◆ **Task goal**
Count every line in the data below where "this" occurs, then state that number and nothing more.
━━━ Supplied data
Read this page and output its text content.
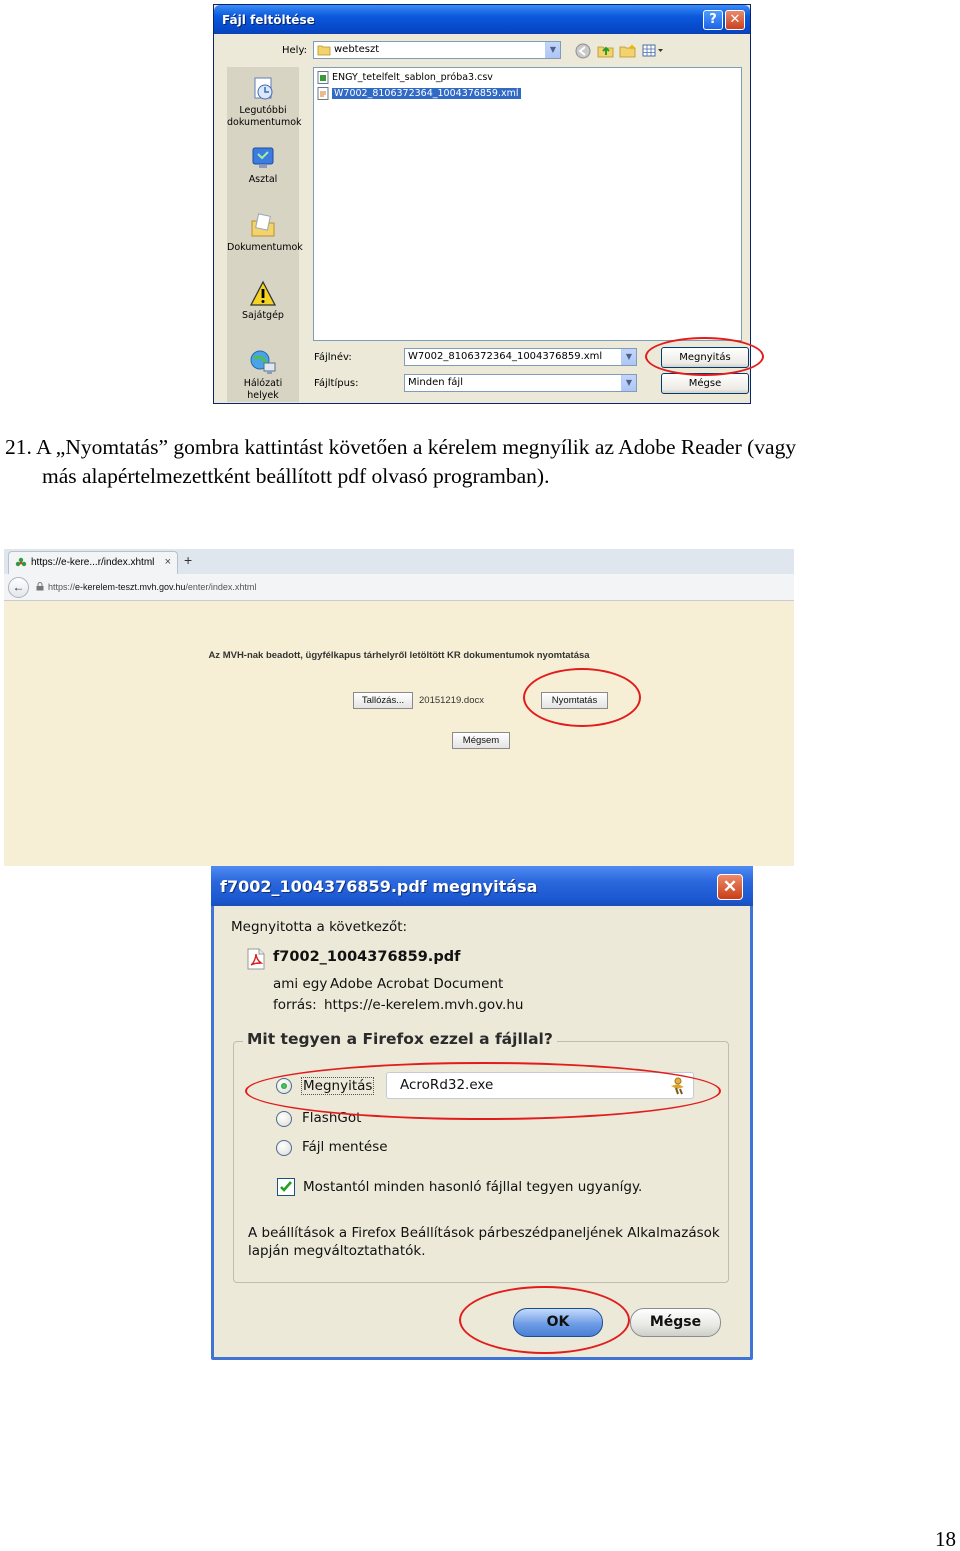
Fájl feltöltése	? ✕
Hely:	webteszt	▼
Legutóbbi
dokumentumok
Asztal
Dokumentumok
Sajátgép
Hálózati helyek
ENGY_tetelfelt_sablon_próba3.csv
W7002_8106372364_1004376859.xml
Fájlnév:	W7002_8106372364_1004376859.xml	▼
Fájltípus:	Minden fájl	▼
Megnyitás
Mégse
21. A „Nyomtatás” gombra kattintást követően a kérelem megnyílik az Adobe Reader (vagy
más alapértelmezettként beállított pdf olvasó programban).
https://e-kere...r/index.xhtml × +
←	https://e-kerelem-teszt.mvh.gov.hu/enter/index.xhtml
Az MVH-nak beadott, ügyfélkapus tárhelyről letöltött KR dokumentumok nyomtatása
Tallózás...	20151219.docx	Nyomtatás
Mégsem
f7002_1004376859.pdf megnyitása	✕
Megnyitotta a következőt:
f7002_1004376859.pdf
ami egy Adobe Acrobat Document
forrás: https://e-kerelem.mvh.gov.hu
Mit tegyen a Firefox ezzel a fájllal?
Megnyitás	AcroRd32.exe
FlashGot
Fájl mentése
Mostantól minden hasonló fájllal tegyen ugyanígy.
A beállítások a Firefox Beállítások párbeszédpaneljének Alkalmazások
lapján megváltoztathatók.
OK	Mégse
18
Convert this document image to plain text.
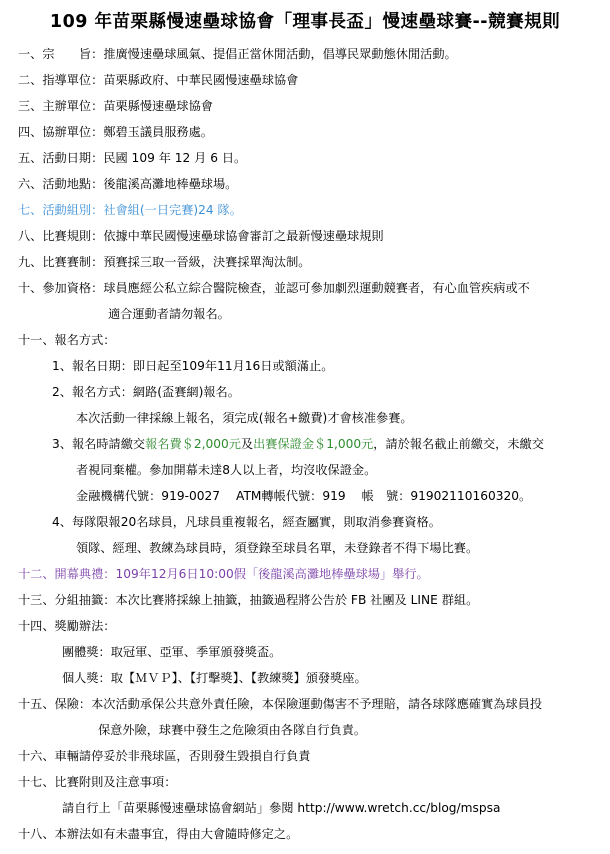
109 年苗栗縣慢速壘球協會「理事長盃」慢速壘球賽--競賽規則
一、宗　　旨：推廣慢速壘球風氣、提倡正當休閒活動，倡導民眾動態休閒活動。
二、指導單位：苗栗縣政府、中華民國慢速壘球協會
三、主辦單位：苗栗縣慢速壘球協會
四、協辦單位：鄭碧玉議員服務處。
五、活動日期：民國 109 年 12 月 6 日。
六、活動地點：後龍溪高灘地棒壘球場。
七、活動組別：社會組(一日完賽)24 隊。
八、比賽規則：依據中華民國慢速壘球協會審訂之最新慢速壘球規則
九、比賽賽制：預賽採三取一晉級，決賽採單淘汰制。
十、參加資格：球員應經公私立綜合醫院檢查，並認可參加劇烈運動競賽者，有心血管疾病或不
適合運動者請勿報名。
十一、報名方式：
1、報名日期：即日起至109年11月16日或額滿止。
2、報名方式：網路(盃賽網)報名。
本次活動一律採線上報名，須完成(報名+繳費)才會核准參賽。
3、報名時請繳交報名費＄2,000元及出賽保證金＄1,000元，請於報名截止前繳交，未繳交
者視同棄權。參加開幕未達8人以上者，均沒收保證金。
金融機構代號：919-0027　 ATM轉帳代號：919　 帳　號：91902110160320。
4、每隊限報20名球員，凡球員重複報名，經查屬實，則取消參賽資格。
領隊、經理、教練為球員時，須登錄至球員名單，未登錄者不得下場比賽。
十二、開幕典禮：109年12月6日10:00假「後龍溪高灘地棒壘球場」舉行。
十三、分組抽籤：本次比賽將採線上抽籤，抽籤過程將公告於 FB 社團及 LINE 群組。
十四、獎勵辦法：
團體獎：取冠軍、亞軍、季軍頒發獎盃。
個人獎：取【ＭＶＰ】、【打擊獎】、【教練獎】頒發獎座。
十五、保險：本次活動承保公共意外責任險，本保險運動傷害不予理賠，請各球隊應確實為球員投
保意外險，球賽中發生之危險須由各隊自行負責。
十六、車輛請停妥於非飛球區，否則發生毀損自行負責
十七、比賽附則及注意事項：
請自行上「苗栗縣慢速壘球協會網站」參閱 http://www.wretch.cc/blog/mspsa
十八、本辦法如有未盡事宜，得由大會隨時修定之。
━━━━━━
◆ **Task response**
2